■ The request ■
Give back every line exactly as it appears, pictures excluded.

■ Record excerpts ■
--*--
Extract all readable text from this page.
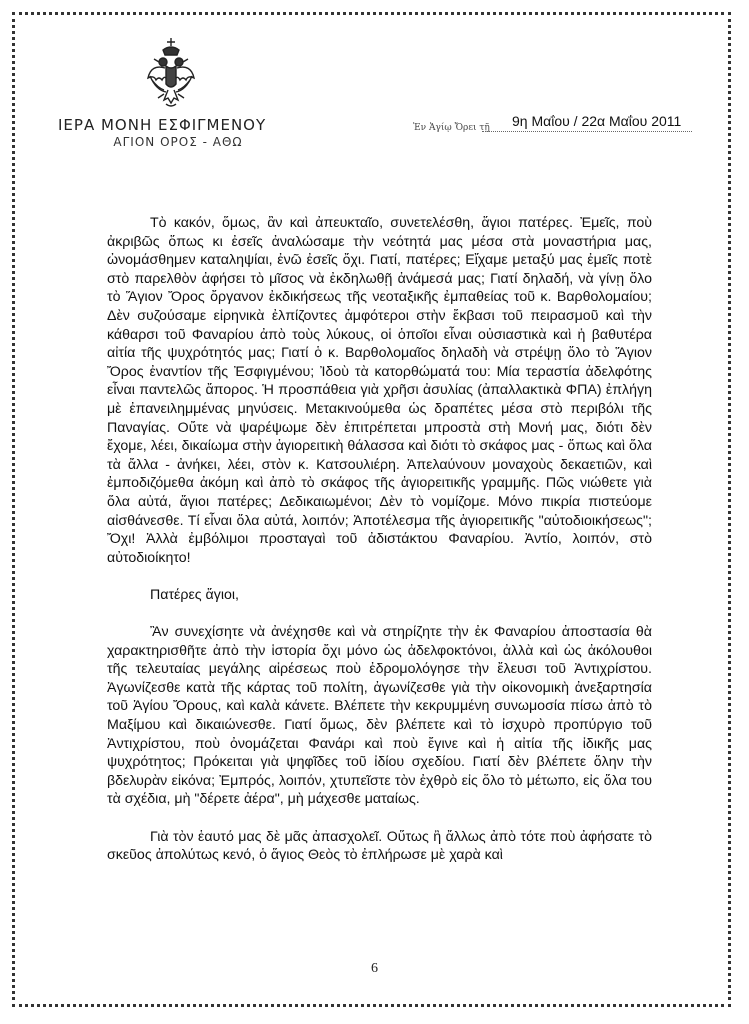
ΙΕΡΑ ΜΟΝΗ ΕΣΦΙΓΜΕΝΟΥ
ΑΓΙΟΝ ΟΡΟΣ - ΑΘΩ
Ἐν Ἁγίῳ Ὄρει τῇ 9η Μαΐου / 22α Μαΐου 2011

Τὸ κακόν, ὅμως, ἂν καὶ ἀπευκταῖο, συνετελέσθη, ἅγιοι πατέρες. Ἐμεῖς, ποὺ ἀκριβῶς ὅπως κι ἐσεῖς ἀναλώσαμε τὴν νεότητά μας μέσα στὰ μοναστήρια μας, ὠνομάσθημεν καταληψίαι, ἐνῶ ἐσεῖς ὄχι. Γιατί, πατέρες; Εἴχαμε μεταξύ μας ἐμεῖς ποτὲ στὸ παρελθὸν ἀφήσει τὸ μῖσος νὰ ἐκδηλωθῇ ἀνάμεσά μας; Γιατί δηλαδή, νὰ γίνῃ ὅλο τὸ Ἅγιον Ὄρος ὄργανον ἐκδικήσεως τῆς νεοταξικῆς ἐμπαθείας τοῦ κ. Βαρθολομαίου; Δὲν συζούσαμε εἰρηνικὰ ἐλπίζοντες ἀμφότεροι στὴν ἔκβασι τοῦ πειρασμοῦ καὶ τὴν κάθαρσι τοῦ Φαναρίου ἀπὸ τοὺς λύκους, οἱ ὁποῖοι εἶναι οὐσιαστικὰ καὶ ἡ βαθυτέρα αἰτία τῆς ψυχρότητός μας; Γιατί ὁ κ. Βαρθολομαῖος δηλαδὴ νὰ στρέψῃ ὅλο τὸ Ἅγιον Ὄρος ἐναντίον τῆς Ἐσφιγμένου; Ἰδοὺ τὰ κατορθώματά του: Μία τεραστία ἀδελφότης εἶναι παντελῶς ἄπορος. Ἡ προσπάθεια γιὰ χρῆσι ἀσυλίας (ἀπαλλακτικὰ ΦΠΑ) ἐπλήγη μὲ ἐπανειλημμένας μηνύσεις. Μετακινούμεθα ὡς δραπέτες μέσα στὸ περιβόλι τῆς Παναγίας. Οὔτε νὰ ψαρέψωμε δὲν ἐπιτρέπεται μπροστὰ στὴ Μονή μας, διότι δὲν ἔχομε, λέει, δικαίωμα στὴν ἁγιορειτικὴ θάλασσα καὶ διότι τὸ σκάφος μας - ὅπως καὶ ὅλα τὰ ἄλλα - ἀνήκει, λέει, στὸν κ. Κατσουλιέρη. Ἀπελαύνουν μοναχοὺς δεκαετιῶν, καὶ ἐμποδιζόμεθα ἀκόμη καὶ ἀπὸ τὸ σκάφος τῆς ἁγιορειτικῆς γραμμῆς. Πῶς νιώθετε γιὰ ὅλα αὐτά, ἅγιοι πατέρες; Δεδικαιωμένοι; Δὲν τὸ νομίζομε. Μόνο πικρία πιστεύομε αἰσθάνεσθε. Τί εἶναι ὅλα αὐτά, λοιπόν; Ἀποτέλεσμα τῆς ἁγιορειτικῆς "αὐτοδιοικήσεως"; Ὄχι! Ἀλλὰ ἐμβόλιμοι προσταγαὶ τοῦ ἀδιστάκτου Φαναρίου. Ἀντίο, λοιπόν, στὸ αὐτοδιοίκητο!

Πατέρες ἅγιοι,

Ἂν συνεχίσητε νὰ ἀνέχησθε καὶ νὰ στηρίζητε τὴν ἐκ Φαναρίου ἀποστασία θὰ χαρακτηρισθῆτε ἀπὸ τὴν ἱστορία ὄχι μόνο ὡς ἀδελφοκτόνοι, ἀλλὰ καὶ ὡς ἀκόλουθοι τῆς τελευταίας μεγάλης αἱρέσεως ποὺ ἐδρομολόγησε τὴν ἔλευσι τοῦ Ἀντιχρίστου. Ἀγωνίζεσθε κατὰ τῆς κάρτας τοῦ πολίτη, ἀγωνίζεσθε γιὰ τὴν οἰκονομικὴ ἀνεξαρτησία τοῦ Ἁγίου Ὄρους, καὶ καλὰ κάνετε. Βλέπετε τὴν κεκρυμμένη συνωμοσία πίσω ἀπὸ τὸ Μαξίμου καὶ δικαιώνεσθε. Γιατί ὅμως, δὲν βλέπετε καὶ τὸ ἰσχυρὸ προπύργιο τοῦ Ἀντιχρίστου, ποὺ ὀνομάζεται Φανάρι καὶ ποὺ ἔγινε καὶ ἡ αἰτία τῆς ἰδικῆς μας ψυχρότητος; Πρόκειται γιὰ ψηφῖδες τοῦ ἰδίου σχεδίου. Γιατί δὲν βλέπετε ὅλην τὴν βδελυρὰν εἰκόνα; Ἐμπρός, λοιπόν, χτυπεῖστε τὸν ἐχθρὸ εἰς ὅλο τὸ μέτωπο, εἰς ὅλα του τὰ σχέδια, μὴ "δέρετε ἀέρα", μὴ μάχεσθε ματαίως.

Γιὰ τὸν ἑαυτό μας δὲ μᾶς ἀπασχολεῖ. Οὕτως ἢ ἄλλως ἀπὸ τότε ποὺ ἀφήσατε τὸ σκεῦος ἀπολύτως κενό, ὁ ἅγιος Θεὸς τὸ ἐπλήρωσε μὲ χαρὰ καὶ

6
--*--
■ Task answer ■
Extract all readable text from this page.
ΙΕΡΑ ΜΟΝΗ ΕΣΦΙΓΜΕΝΟΥ
ΑΓΙΟΝ ΟΡΟΣ - ΑΘΩ
Ἐν Ἁγίῳ Ὄρει τῇ 9η Μαΐου / 22α Μαΐου 2011

Τὸ κακόν, ὅμως, ἂν καὶ ἀπευκταῖο, συνετελέσθη, ἅγιοι πατέρες. Ἐμεῖς, ποὺ ἀκριβῶς ὅπως κι ἐσεῖς ἀναλώσαμε τὴν νεότητά μας μέσα στὰ μοναστήρια μας, ὠνομάσθημεν καταληψίαι, ἐνῶ ἐσεῖς ὄχι. Γιατί, πατέρες; Εἴχαμε μεταξύ μας ἐμεῖς ποτὲ στὸ παρελθὸν ἀφήσει τὸ μῖσος νὰ ἐκδηλωθῇ ἀνάμεσά μας; Γιατί δηλαδή, νὰ γίνῃ ὅλο τὸ Ἅγιον Ὄρος ὄργανον ἐκδικήσεως τῆς νεοταξικῆς ἐμπαθείας τοῦ κ. Βαρθολομαίου; Δὲν συζούσαμε εἰρηνικὰ ἐλπίζοντες ἀμφότεροι στὴν ἔκβασι τοῦ πειρασμοῦ καὶ τὴν κάθαρσι τοῦ Φαναρίου ἀπὸ τοὺς λύκους, οἱ ὁποῖοι εἶναι οὐσιαστικὰ καὶ ἡ βαθυτέρα αἰτία τῆς ψυχρότητός μας; Γιατί ὁ κ. Βαρθολομαῖος δηλαδὴ νὰ στρέψῃ ὅλο τὸ Ἅγιον Ὄρος ἐναντίον τῆς Ἐσφιγμένου; Ἰδοὺ τὰ κατορθώματά του: Μία τεραστία ἀδελφότης εἶναι παντελῶς ἄπορος. Ἡ προσπάθεια γιὰ χρῆσι ἀσυλίας (ἀπαλλακτικὰ ΦΠΑ) ἐπλήγη μὲ ἐπανειλημμένας μηνύσεις. Μετακινούμεθα ὡς δραπέτες μέσα στὸ περιβόλι τῆς Παναγίας. Οὔτε νὰ ψαρέψωμε δὲν ἐπιτρέπεται μπροστὰ στὴ Μονή μας, διότι δὲν ἔχομε, λέει, δικαίωμα στὴν ἁγιορειτικὴ θάλασσα καὶ διότι τὸ σκάφος μας - ὅπως καὶ ὅλα τὰ ἄλλα - ἀνήκει, λέει, στὸν κ. Κατσουλιέρη. Ἀπελαύνουν μοναχοὺς δεκαετιῶν, καὶ ἐμποδιζόμεθα ἀκόμη καὶ ἀπὸ τὸ σκάφος τῆς ἁγιορειτικῆς γραμμῆς. Πῶς νιώθετε γιὰ ὅλα αὐτά, ἅγιοι πατέρες; Δεδικαιωμένοι; Δὲν τὸ νομίζομε. Μόνο πικρία πιστεύομε αἰσθάνεσθε. Τί εἶναι ὅλα αὐτά, λοιπόν; Ἀποτέλεσμα τῆς ἁγιορειτικῆς "αὐτοδιοικήσεως"; Ὄχι! Ἀλλὰ ἐμβόλιμοι προσταγαὶ τοῦ ἀδιστάκτου Φαναρίου. Ἀντίο, λοιπόν, στὸ αὐτοδιοίκητο!

Πατέρες ἅγιοι,

Ἂν συνεχίσητε νὰ ἀνέχησθε καὶ νὰ στηρίζητε τὴν ἐκ Φαναρίου ἀποστασία θὰ χαρακτηρισθῆτε ἀπὸ τὴν ἱστορία ὄχι μόνο ὡς ἀδελφοκτόνοι, ἀλλὰ καὶ ὡς ἀκόλουθοι τῆς τελευταίας μεγάλης αἱρέσεως ποὺ ἐδρομολόγησε τὴν ἔλευσι τοῦ Ἀντιχρίστου. Ἀγωνίζεσθε κατὰ τῆς κάρτας τοῦ πολίτη, ἀγωνίζεσθε γιὰ τὴν οἰκονομικὴ ἀνεξαρτησία τοῦ Ἁγίου Ὄρους, καὶ καλὰ κάνετε. Βλέπετε τὴν κεκρυμμένη συνωμοσία πίσω ἀπὸ τὸ Μαξίμου καὶ δικαιώνεσθε. Γιατί ὅμως, δὲν βλέπετε καὶ τὸ ἰσχυρὸ προπύργιο τοῦ Ἀντιχρίστου, ποὺ ὀνομάζεται Φανάρι καὶ ποὺ ἔγινε καὶ ἡ αἰτία τῆς ἰδικῆς μας ψυχρότητος; Πρόκειται γιὰ ψηφῖδες τοῦ ἰδίου σχεδίου. Γιατί δὲν βλέπετε ὅλην τὴν βδελυρὰν εἰκόνα; Ἐμπρός, λοιπόν, χτυπεῖστε τὸν ἐχθρὸ εἰς ὅλο τὸ μέτωπο, εἰς ὅλα του τὰ σχέδια, μὴ "δέρετε ἀέρα", μὴ μάχεσθε ματαίως.

Γιὰ τὸν ἑαυτό μας δὲ μᾶς ἀπασχολεῖ. Οὕτως ἢ ἄλλως ἀπὸ τότε ποὺ ἀφήσατε τὸ σκεῦος ἀπολύτως κενό, ὁ ἅγιος Θεὸς τὸ ἐπλήρωσε μὲ χαρὰ καὶ

6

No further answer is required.